* What to produce *
Look through the listing below and report how many lines contain "Give", as a bare number.

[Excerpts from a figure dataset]
+++
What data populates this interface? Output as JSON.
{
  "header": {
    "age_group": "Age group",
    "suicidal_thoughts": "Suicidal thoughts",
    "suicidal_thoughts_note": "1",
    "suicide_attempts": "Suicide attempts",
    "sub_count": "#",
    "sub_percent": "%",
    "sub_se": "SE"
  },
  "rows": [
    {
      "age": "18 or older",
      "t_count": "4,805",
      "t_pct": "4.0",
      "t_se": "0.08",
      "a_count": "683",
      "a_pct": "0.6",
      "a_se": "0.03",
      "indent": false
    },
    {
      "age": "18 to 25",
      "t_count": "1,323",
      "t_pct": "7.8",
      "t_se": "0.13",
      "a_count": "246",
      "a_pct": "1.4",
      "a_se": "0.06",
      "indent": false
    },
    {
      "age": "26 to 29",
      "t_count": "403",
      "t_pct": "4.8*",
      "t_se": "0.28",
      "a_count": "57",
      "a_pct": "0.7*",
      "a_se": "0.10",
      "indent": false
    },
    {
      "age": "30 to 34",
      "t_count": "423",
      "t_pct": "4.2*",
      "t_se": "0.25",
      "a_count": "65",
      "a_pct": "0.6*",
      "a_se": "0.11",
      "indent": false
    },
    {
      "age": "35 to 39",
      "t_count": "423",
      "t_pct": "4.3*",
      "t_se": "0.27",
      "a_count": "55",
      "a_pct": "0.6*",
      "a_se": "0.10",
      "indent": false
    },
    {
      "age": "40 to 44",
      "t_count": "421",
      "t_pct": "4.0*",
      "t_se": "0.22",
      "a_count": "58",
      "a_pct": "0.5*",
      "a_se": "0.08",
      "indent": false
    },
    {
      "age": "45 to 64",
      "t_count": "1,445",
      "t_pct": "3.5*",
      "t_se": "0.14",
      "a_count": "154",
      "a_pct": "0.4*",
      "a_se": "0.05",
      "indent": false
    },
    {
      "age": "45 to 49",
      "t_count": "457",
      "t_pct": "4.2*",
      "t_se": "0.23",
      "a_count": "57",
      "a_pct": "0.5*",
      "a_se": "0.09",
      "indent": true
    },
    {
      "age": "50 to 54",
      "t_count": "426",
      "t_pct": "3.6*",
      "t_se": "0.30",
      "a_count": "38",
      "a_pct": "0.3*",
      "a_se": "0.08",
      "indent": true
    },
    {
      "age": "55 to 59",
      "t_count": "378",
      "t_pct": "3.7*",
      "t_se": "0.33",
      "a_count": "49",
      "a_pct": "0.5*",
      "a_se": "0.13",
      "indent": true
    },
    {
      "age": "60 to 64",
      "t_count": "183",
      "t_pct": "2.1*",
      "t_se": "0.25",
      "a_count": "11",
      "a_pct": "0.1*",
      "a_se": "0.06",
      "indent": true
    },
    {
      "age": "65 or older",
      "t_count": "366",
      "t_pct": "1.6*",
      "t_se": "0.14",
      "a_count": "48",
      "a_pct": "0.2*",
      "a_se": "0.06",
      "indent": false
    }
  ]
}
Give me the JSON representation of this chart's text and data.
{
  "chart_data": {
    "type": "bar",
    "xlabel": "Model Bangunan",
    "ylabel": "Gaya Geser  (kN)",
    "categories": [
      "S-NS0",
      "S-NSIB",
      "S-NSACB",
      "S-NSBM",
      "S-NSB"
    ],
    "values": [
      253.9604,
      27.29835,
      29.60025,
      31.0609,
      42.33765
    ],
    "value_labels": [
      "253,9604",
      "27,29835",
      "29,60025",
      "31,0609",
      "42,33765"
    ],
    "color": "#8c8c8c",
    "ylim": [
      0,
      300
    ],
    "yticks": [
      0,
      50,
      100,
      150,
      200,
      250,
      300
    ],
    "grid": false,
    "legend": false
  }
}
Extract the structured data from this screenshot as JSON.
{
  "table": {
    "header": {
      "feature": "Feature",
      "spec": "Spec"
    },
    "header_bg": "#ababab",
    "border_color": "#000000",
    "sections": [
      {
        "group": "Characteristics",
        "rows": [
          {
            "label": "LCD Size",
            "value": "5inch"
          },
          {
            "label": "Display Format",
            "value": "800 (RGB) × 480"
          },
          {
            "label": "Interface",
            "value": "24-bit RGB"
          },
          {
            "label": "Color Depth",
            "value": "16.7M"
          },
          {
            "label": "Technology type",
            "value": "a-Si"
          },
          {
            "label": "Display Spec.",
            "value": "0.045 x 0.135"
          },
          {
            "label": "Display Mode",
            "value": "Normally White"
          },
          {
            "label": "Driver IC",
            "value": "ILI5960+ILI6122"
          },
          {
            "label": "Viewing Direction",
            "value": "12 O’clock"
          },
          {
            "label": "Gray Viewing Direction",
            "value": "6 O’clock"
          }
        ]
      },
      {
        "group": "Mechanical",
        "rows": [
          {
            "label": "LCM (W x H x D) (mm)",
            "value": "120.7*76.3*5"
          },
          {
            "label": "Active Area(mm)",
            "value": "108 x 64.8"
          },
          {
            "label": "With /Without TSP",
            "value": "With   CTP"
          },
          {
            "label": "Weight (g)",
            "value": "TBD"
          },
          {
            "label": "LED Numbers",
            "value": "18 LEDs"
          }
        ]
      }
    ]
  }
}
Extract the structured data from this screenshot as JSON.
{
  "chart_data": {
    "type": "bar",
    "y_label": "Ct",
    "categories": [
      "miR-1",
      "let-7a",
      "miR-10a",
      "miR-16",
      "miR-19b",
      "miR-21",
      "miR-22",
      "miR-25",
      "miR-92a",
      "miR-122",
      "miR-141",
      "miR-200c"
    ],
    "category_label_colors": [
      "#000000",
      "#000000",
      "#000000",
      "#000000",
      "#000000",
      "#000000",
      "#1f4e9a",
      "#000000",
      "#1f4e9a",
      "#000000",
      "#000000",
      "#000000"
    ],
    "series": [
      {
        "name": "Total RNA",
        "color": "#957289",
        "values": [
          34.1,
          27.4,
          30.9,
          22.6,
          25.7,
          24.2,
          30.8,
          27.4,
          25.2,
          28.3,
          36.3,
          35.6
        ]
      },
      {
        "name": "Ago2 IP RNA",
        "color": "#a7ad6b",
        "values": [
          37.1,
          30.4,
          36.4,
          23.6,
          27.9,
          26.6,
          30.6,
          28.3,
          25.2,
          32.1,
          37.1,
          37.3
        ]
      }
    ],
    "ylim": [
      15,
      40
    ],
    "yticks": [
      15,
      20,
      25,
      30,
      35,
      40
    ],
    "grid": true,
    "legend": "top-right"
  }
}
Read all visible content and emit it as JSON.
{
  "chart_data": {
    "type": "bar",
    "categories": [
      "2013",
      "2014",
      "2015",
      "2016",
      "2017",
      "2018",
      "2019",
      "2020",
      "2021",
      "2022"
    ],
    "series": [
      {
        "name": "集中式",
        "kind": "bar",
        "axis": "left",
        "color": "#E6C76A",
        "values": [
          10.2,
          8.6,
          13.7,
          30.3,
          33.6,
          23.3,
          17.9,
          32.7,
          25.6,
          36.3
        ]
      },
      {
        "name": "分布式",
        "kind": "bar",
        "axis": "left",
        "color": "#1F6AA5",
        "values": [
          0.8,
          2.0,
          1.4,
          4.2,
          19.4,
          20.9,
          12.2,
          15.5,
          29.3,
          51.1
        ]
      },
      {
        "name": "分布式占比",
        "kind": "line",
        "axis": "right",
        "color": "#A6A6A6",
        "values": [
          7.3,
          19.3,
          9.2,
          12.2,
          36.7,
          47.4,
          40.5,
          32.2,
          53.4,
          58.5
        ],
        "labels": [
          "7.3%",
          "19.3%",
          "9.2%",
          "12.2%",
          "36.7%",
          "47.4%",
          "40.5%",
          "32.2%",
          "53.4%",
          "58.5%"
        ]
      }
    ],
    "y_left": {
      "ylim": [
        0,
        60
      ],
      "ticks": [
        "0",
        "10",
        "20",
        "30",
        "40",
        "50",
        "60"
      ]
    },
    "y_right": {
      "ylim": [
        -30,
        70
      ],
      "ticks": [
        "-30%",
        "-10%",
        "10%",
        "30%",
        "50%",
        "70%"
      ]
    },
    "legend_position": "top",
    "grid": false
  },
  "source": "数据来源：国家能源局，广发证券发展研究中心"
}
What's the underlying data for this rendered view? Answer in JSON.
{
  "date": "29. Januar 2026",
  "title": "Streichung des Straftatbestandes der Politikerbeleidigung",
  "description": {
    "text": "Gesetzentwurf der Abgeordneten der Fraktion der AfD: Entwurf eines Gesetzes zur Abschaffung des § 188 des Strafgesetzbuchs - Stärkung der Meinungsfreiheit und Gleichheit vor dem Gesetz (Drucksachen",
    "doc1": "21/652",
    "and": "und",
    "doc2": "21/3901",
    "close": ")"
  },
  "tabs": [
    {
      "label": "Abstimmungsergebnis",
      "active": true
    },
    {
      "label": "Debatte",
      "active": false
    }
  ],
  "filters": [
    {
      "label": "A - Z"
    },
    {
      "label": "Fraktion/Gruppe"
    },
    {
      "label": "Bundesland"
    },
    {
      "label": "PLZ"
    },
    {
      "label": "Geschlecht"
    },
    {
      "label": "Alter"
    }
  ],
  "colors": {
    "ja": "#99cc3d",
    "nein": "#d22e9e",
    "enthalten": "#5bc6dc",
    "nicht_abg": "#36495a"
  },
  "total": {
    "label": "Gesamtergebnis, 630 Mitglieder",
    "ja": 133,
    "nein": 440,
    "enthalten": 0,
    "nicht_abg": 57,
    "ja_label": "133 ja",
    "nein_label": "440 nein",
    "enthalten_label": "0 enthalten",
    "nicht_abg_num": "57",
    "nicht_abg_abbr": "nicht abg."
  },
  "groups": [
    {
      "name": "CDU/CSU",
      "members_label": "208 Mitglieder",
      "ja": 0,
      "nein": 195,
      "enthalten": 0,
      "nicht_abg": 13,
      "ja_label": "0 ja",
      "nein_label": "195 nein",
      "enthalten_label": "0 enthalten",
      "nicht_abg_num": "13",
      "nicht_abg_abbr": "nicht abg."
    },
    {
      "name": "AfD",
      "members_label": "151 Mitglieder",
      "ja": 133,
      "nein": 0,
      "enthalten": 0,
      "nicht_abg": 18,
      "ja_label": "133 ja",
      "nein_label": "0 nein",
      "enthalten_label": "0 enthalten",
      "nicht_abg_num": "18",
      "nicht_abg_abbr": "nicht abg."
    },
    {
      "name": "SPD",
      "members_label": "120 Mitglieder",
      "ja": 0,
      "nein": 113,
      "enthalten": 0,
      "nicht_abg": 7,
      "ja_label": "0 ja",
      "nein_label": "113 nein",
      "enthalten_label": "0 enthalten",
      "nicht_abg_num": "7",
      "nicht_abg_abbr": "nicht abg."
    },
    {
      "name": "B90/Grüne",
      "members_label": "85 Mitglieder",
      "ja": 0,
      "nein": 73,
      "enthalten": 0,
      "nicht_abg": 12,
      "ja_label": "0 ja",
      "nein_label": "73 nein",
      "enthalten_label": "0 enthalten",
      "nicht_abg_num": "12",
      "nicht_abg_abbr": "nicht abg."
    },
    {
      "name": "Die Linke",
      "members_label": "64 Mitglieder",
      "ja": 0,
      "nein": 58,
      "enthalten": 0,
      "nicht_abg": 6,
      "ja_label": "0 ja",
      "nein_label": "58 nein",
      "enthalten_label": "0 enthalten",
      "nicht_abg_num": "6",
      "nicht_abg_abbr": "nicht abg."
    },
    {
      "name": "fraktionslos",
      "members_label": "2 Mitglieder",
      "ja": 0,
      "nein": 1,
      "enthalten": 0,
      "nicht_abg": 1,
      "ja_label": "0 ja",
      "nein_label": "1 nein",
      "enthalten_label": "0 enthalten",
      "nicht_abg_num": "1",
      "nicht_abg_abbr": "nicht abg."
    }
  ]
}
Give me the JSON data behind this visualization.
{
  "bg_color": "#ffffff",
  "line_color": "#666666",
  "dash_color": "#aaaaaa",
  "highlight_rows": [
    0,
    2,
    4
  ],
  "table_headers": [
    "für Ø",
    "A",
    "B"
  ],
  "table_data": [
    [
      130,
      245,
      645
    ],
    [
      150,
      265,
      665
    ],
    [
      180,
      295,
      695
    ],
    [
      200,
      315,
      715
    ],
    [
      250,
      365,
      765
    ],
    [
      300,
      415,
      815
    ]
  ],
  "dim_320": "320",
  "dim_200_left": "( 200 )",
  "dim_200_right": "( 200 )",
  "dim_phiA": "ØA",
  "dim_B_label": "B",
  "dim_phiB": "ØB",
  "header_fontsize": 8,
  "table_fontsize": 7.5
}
+++
* Exercise output *
2